WORK REQUIRED: Copy each line containing the word "Chapman" from the records that follow, please.

· · · ·

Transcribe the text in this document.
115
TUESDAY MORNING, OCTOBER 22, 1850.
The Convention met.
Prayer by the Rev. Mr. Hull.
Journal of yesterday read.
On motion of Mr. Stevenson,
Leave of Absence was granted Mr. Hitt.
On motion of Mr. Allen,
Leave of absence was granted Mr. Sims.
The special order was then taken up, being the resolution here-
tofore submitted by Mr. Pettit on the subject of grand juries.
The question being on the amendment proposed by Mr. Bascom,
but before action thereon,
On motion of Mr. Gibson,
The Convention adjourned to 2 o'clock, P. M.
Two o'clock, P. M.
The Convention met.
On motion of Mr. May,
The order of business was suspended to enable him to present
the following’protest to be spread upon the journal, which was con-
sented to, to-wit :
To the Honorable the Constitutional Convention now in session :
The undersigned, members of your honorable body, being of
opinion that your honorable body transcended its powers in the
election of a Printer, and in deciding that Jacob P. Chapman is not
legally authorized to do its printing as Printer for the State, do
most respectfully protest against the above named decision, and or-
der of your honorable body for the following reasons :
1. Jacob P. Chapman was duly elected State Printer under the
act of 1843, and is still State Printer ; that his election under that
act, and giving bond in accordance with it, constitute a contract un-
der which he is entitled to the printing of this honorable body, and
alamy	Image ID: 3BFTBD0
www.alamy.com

· · · ·

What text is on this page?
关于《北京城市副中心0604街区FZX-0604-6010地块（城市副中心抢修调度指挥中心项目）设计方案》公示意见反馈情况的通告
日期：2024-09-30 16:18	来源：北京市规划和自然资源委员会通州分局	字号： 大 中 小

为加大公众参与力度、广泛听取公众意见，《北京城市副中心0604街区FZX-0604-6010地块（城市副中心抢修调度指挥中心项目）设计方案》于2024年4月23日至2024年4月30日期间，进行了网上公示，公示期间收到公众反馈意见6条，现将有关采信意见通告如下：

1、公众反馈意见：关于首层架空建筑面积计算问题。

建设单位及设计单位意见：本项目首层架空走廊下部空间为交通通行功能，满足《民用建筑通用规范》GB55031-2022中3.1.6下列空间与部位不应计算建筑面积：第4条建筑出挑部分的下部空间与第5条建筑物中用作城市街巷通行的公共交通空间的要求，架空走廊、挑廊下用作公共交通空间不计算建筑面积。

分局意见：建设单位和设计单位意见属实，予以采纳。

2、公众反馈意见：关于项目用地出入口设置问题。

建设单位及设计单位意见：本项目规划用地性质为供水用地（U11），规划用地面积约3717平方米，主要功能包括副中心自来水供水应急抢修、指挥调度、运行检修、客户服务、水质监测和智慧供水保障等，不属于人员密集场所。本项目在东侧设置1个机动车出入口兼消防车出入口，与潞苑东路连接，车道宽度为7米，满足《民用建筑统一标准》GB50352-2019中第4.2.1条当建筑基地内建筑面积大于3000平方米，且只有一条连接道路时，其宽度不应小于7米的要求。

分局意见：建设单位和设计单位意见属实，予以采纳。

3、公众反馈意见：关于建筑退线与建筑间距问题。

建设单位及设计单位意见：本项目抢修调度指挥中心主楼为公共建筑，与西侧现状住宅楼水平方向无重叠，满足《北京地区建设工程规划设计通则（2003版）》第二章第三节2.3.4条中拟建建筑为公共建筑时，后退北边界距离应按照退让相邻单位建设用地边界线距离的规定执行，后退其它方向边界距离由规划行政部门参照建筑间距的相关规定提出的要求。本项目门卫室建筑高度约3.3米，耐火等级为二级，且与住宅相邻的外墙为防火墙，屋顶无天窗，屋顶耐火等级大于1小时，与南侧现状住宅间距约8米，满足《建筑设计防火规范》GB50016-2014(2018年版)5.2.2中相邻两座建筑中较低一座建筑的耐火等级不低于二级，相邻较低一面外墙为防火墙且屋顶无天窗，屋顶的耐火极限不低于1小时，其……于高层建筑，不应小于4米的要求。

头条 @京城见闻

· · · ·

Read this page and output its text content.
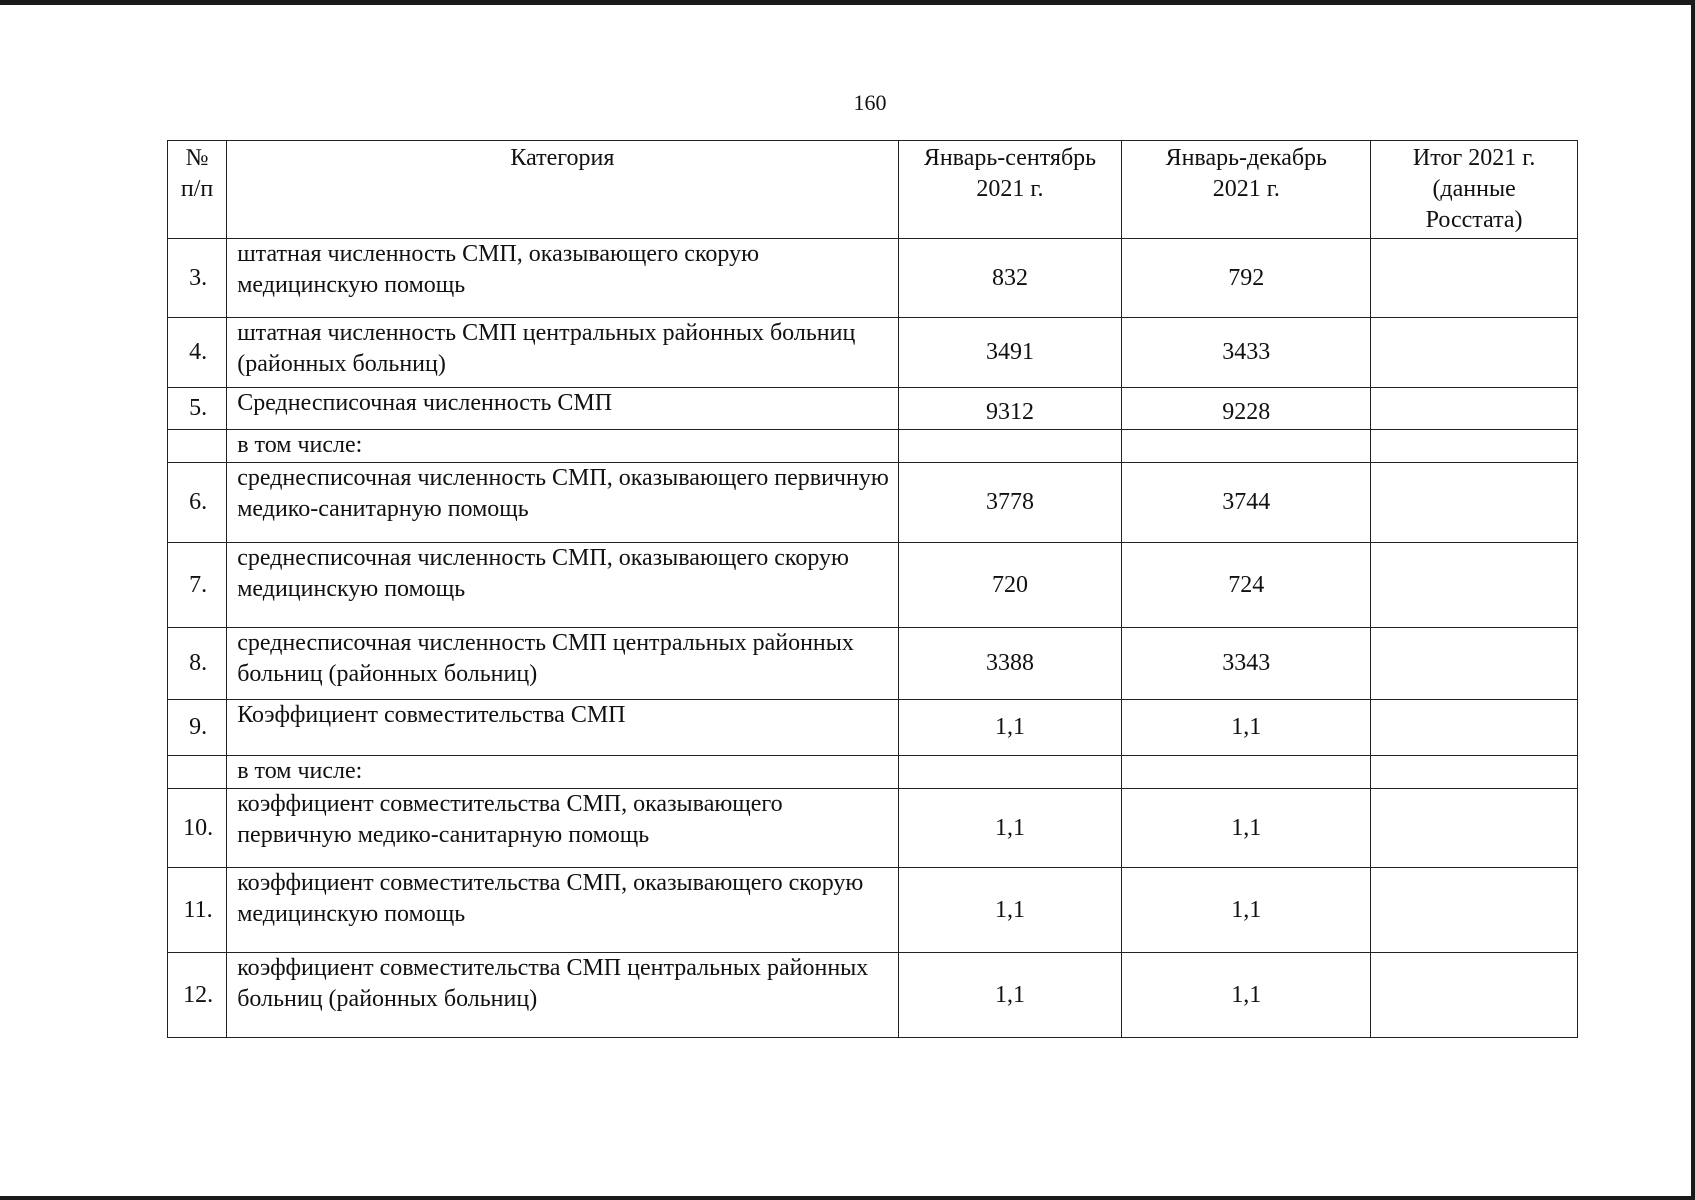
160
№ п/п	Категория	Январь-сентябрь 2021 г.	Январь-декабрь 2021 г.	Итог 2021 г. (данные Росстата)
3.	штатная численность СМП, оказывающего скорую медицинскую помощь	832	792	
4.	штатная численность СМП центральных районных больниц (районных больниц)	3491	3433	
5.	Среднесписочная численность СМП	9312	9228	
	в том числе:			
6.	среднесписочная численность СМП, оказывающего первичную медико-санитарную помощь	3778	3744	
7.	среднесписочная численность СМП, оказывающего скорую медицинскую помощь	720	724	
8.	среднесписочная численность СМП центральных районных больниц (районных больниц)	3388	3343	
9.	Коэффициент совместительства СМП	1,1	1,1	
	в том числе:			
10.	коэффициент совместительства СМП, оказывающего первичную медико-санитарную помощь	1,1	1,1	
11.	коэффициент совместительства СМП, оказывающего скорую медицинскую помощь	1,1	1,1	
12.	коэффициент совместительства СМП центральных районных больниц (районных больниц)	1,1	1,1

· · · ·

SOLUTION:
election of a Printer, and in deciding that Jacob P. Chapman is not
1. Jacob P. Chapman was duly elected State Printer under the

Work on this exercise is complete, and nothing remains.